■ **READING PASSAGE**:
↓

Trott · 2019-01-25T13:34:31Z

@gireeshpunathil In theory d3806f9 should’ve decreased the boot time because it delays the console extension until those are actually needed when the inspector console is accessed (and no longer done unconditionally during bootstrap), maybe a benchmark run. of misc/startup would help identifying that.

I suppose it's possible that the increase might be a peculiarity/limitation of perf_hooks rather than a real increase? @jasnell @TimothyGu

It's not clear to me that this test is actually trying to flag bootstrap performance issues as much as it is trying to confirm that perf_hooks module basically works. In that case, the fix might be #25695.

Speaking of perf_hooks, I guess the module should theoretically pass the tests at https://github.com/web-platform-tests/wpt/tree/master/performance-timeline. Those are the tests for the API spec that perf_hooks implements. It may be possible that another solution is to remove this test and replace with those. (I don't actually know.)

Trott · 2019-01-25T13:37:43Z

I guess I also don't feel like using Pi 1 as our performance canary is a great approach. I'm inclined to treat this as a "bare functionality of perf_hooks" test rather than a "watch performance in Node.js" test.

This is supported IMO by the fact that the test was added with the initial implementation of perf_hooks in 67269fd7f33 and not added after implementation as a performance test. We should probably rename it test-perf-hooks or something like that to avoid this confusion. @jasnell

mhdawson · 2019-01-25T20:58:36Z

@Trott I don't know about it passing as its failed twice in attempts for me today.

sam-github · 2019-01-25T22:22:56Z

Fwiw, I also got 2 failures in a row for #25688 as well, and going through the build history, @ofrobots and @danbev have also gotten failures on it today.

PR-URL: nodejs#25695 Fixes: nodejs#23291 Reviewed-By: Tiancheng "Timothy" Gu <timothygu99@gmail.com> Reviewed-By: Rich Trott <rtrott@gmail.com> Reviewed-By: Colin Ihrig <cjihrig@gmail.com> Reviewed-By: Jeremiah Senkpiel <fishrock123@rocketmail.com>

Trott · 2019-01-26T03:03:36Z

Fixed by d1d357d

gireeshpunathil · 2019-01-26T03:13:50Z

ok, now that #25695 is landed and this one closed it makes little difference to raise my opinion; but raising it anyways.

these points:

failing Pi are slow machines with little ram and a slow chip
the test is not supposed to validate performance

would have been considerations at the time when the test was introduced IMO. Now that it showed us something which is indicative of a change in timing in terms of latency in the boot sequences. So the question is:

should we ignore what we saw and amend the test to do what it is designed to test,
or
should we first make an effort to investigate what this failure means and implies?

we have many instances where unrelated tests threw light on serious issues in the code; issues associated in #25007 are latest examples - none of those were meant to catch race conditions; yet those tests were used to reproduce issues, troubleshoot, fix and finally validate the correctness of the fix.

my summary is that the test threw something to us - by design or by chance; amending the code block that suppresses the issue without looking at the root cause of the failure may be like silently ignoring an error.

↑

■ **GIVEN INFORMATION**:
↓

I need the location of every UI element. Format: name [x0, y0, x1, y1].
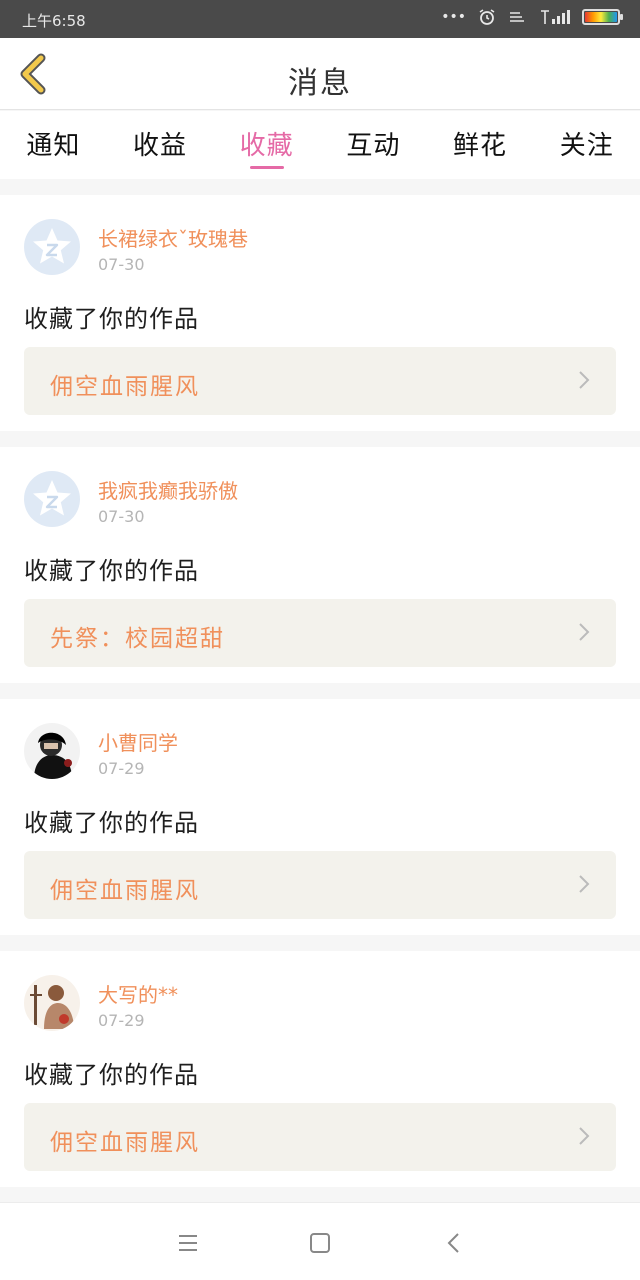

↑

■ **WRITTEN TASK**:
Continue the discussion thread about the failing perf_hooks test, starting right after its last sentence.

■ **FINAL RESULT**:
Trott · 2019-01-26T04:21:46Z

should we ignore what we saw and amend the test to do what it is designed to test,
or
should we first make an effort to investigate what this failure means and implies?

I guess ideally we'd do both. I don't want to leave it broken, causing people to either not be able to land valid changes or else get into the habit of ignoring failing test suites.

But as you are suggesting, I also want to understand why the test started failing so a determination can be made if it is a sign of a larger problem.

I think the issue this brought up is probably more appropriate for a benchmark than a test. (And maybe there already is a benchmark in benchmark/misc/startup.js?) Perhaps we can, at some point, introduce nightly performance benchmarks that will fail if things fall below a certain threshold or if there is a drop in performance larger than a certain percentage. (I'd like to see something like that for coverage stats too.)

Trott · 2019-01-26T04:24:02Z

But as you are suggesting, I also want to understand why the test started failing so a determination can be made if it is a sign of a larger problem.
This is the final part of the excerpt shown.